EXERCISE TASK: For every line in the data below that contains "Stud", copy the line.

______________________________

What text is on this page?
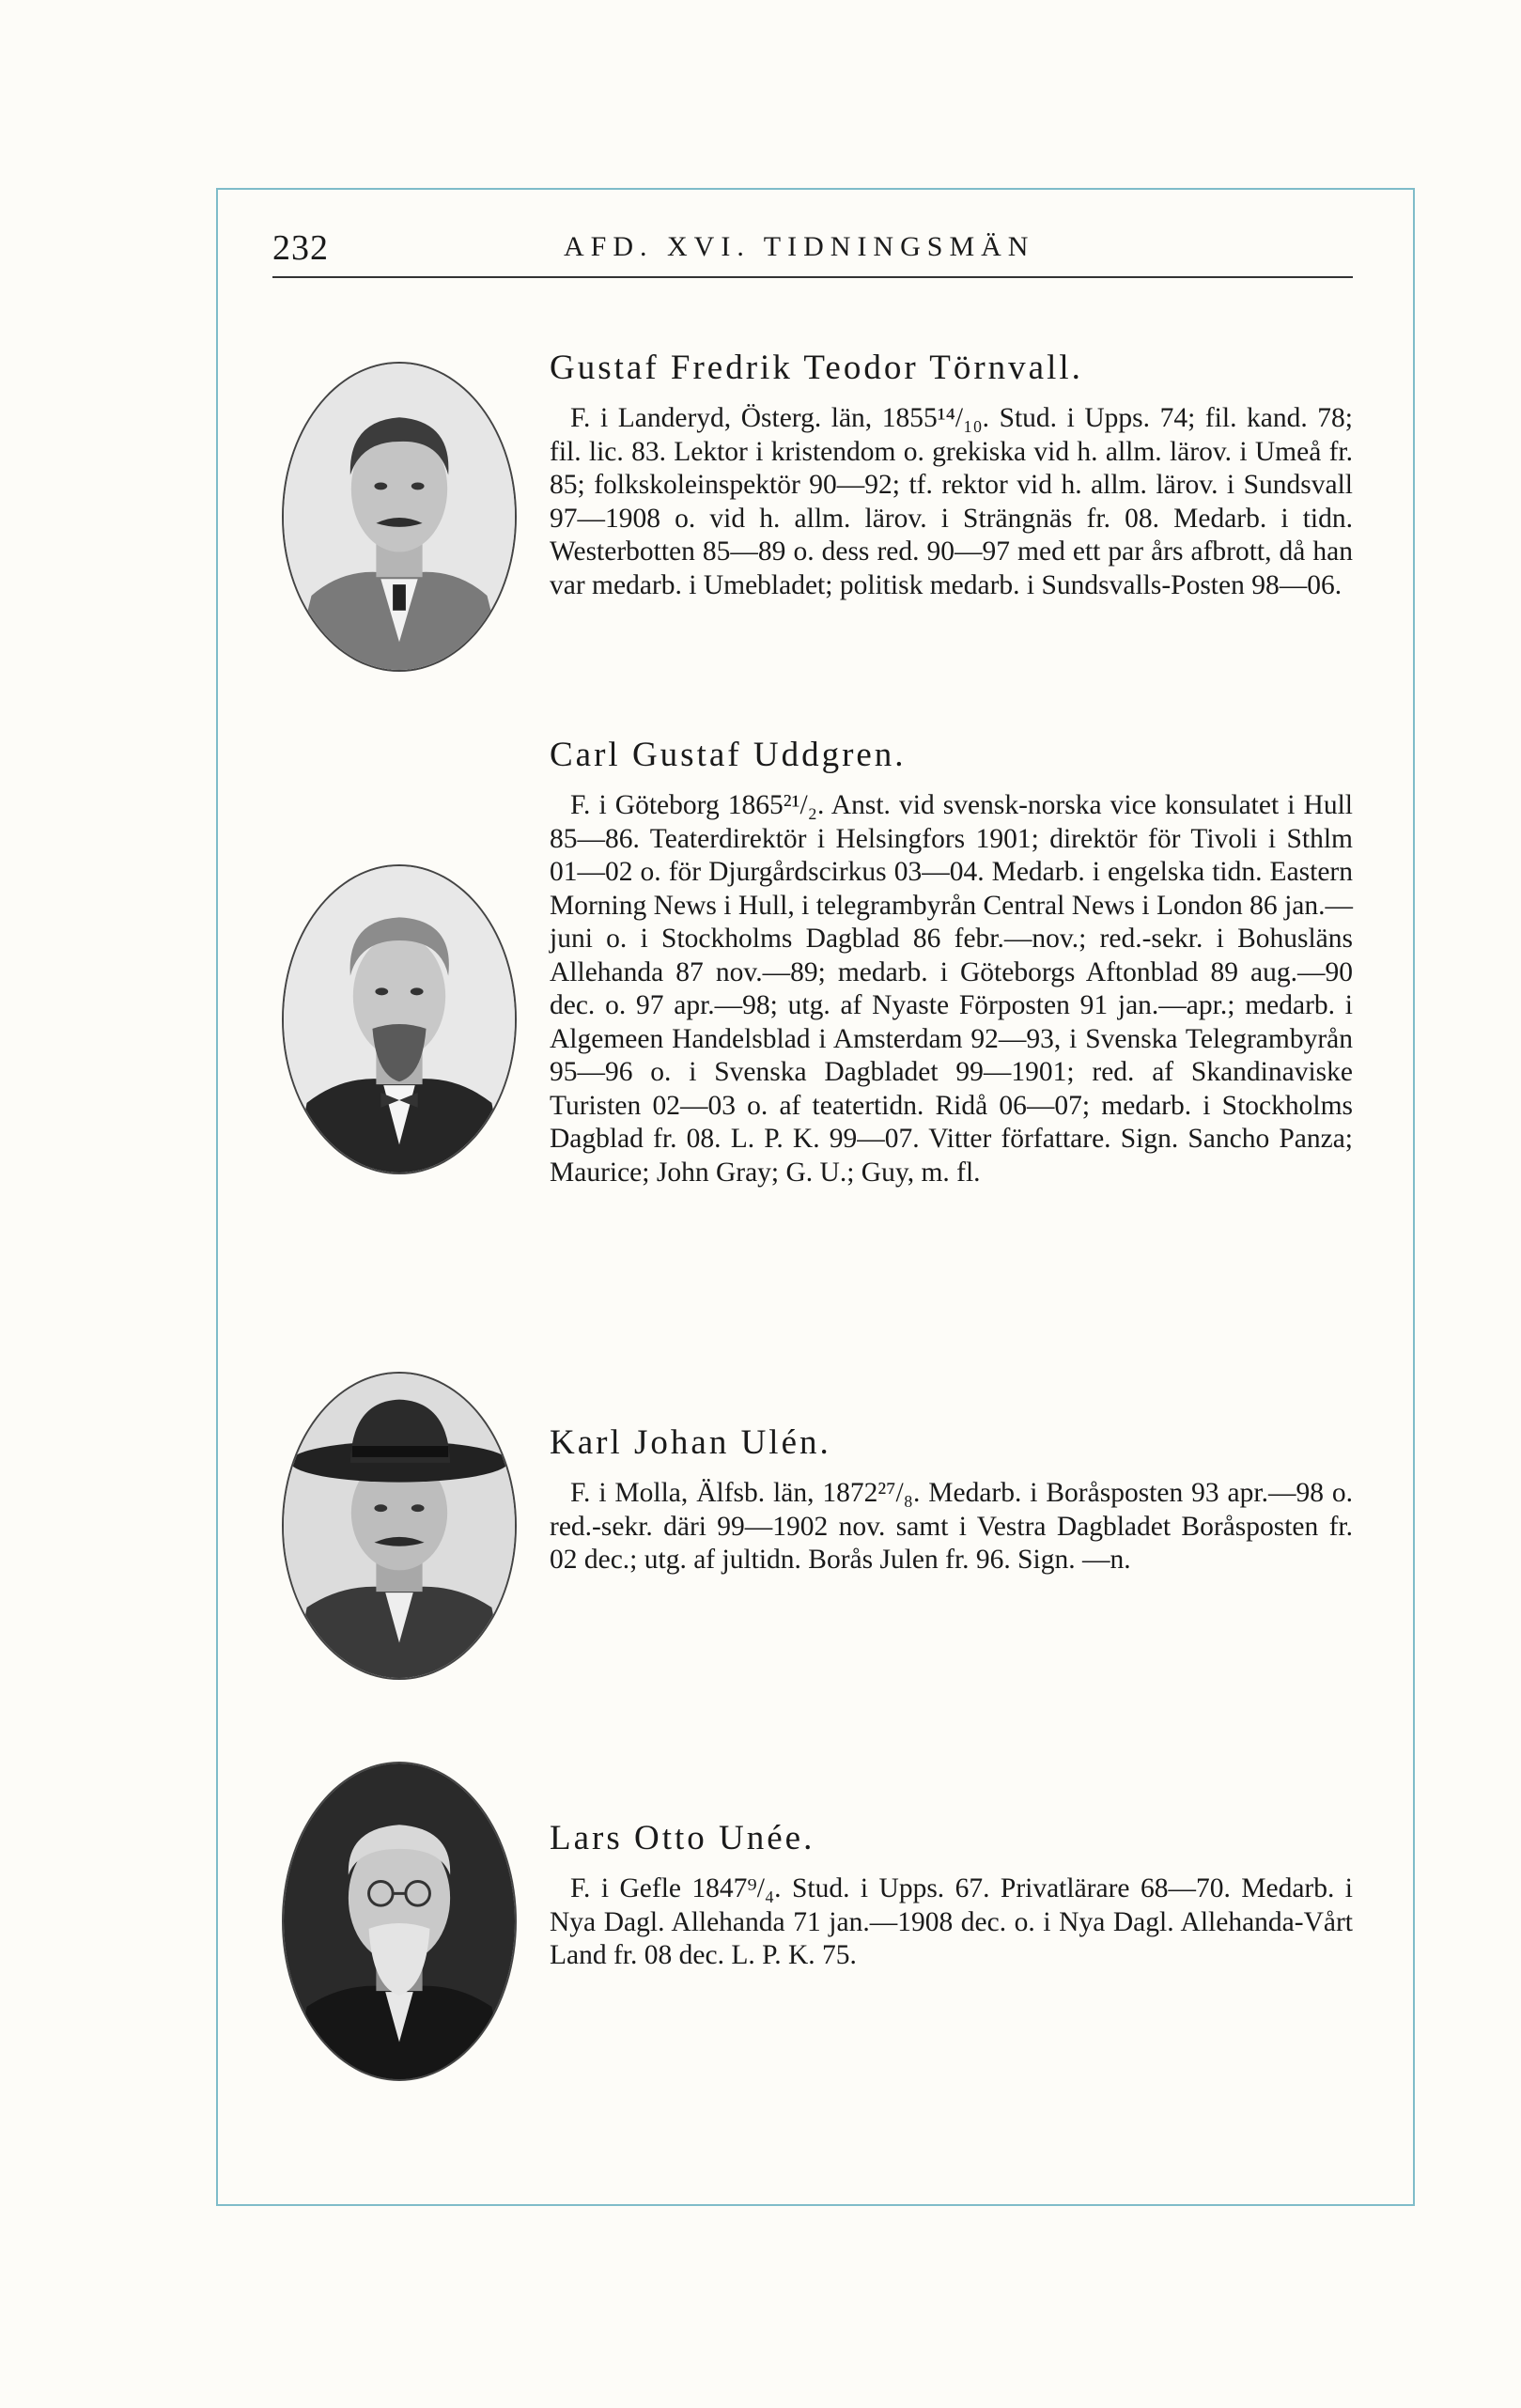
232	AFD. XVI. TIDNINGSMÄN

Gustaf Fredrik Teodor Törnvall.

F. i Landeryd, Österg. län, 1855¹⁴/₁₀. Stud. i Upps. 74; fil. kand. 78; fil. lic. 83. Lektor i kristendom o. grekiska vid h. allm. lärov. i Umeå fr. 85; folkskoleinspektör 90—92; tf. rektor vid h. allm. lärov. i Sundsvall 97—1908 o. vid h. allm. lärov. i Strängnäs fr. 08. Medarb. i tidn. Westerbotten 85—89 o. dess red. 90—97 med ett par års afbrott, då han var medarb. i Umebladet; politisk medarb. i Sundsvalls-Posten 98—06.

Carl Gustaf Uddgren.

F. i Göteborg 1865²¹/₂. Anst. vid svensk-norska vice konsulatet i Hull 85—86. Teaterdirektör i Helsingfors 1901; direktör för Tivoli i Sthlm 01—02 o. för Djurgårdscirkus 03—04. Medarb. i engelska tidn. Eastern Morning News i Hull, i telegrambyrån Central News i London 86 jan.—juni o. i Stockholms Dagblad 86 febr.—nov.; red.-sekr. i Bohusläns Allehanda 87 nov.—89; medarb. i Göteborgs Aftonblad 89 aug.—90 dec. o. 97 apr.—98; utg. af Nyaste Förposten 91 jan.—apr.; medarb. i Algemeen Handelsblad i Amsterdam 92—93, i Svenska Telegrambyrån 95—96 o. i Svenska Dagbladet 99—1901; red. af Skandinaviske Turisten 02—03 o. af teatertidn. Ridå 06—07; medarb. i Stockholms Dagblad fr. 08. L. P. K. 99—07. Vitter författare. Sign. Sancho Panza; Maurice; John Gray; G. U.; Guy, m. fl.

Karl Johan Ulén.

F. i Molla, Älfsb. län, 1872²⁷/₈. Medarb. i Boråsposten 93 apr.—98 o. red.-sekr. däri 99—1902 nov. samt i Vestra Dagbladet Boråsposten fr. 02 dec.; utg. af jultidn. Borås Julen fr. 96. Sign. —n.

Lars Otto Unée.

F. i Gefle 1847⁹/₄. Stud. i Upps. 67. Privatlärare 68—70. Medarb. i Nya Dagl. Allehanda 71 jan.—1908 dec. o. i Nya Dagl. Allehanda-Vårt Land fr. 08 dec. L. P. K. 75.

______________________________

WRITTEN ANSWER:
F. i Landeryd, Österg. län, 1855¹⁴/₁₀. Stud. i Upps. 74; fil. kand. 78; fil. lic. 83. Lektor i kristendom o. grekiska vid h. allm. lärov. i Umeå fr. 85; folkskoleinspektör 90—92; tf. rektor vid h. allm. lärov. i Sundsvall 97—1908 o. vid h. allm. lärov. i Strängnäs fr. 08. Medarb. i tidn. Westerbotten 85—89 o. dess red. 90—97 med ett par års afbrott, då han var medarb. i Umebladet; politisk medarb. i Sundsvalls-Posten 98—06.
F. i Gefle 1847⁹/₄. Stud. i Upps. 67. Privatlärare 68—70. Medarb. i Nya Dagl. Allehanda 71 jan.—1908 dec. o. i Nya Dagl. Allehanda-Vårt Land fr. 08 dec. L. P. K. 75.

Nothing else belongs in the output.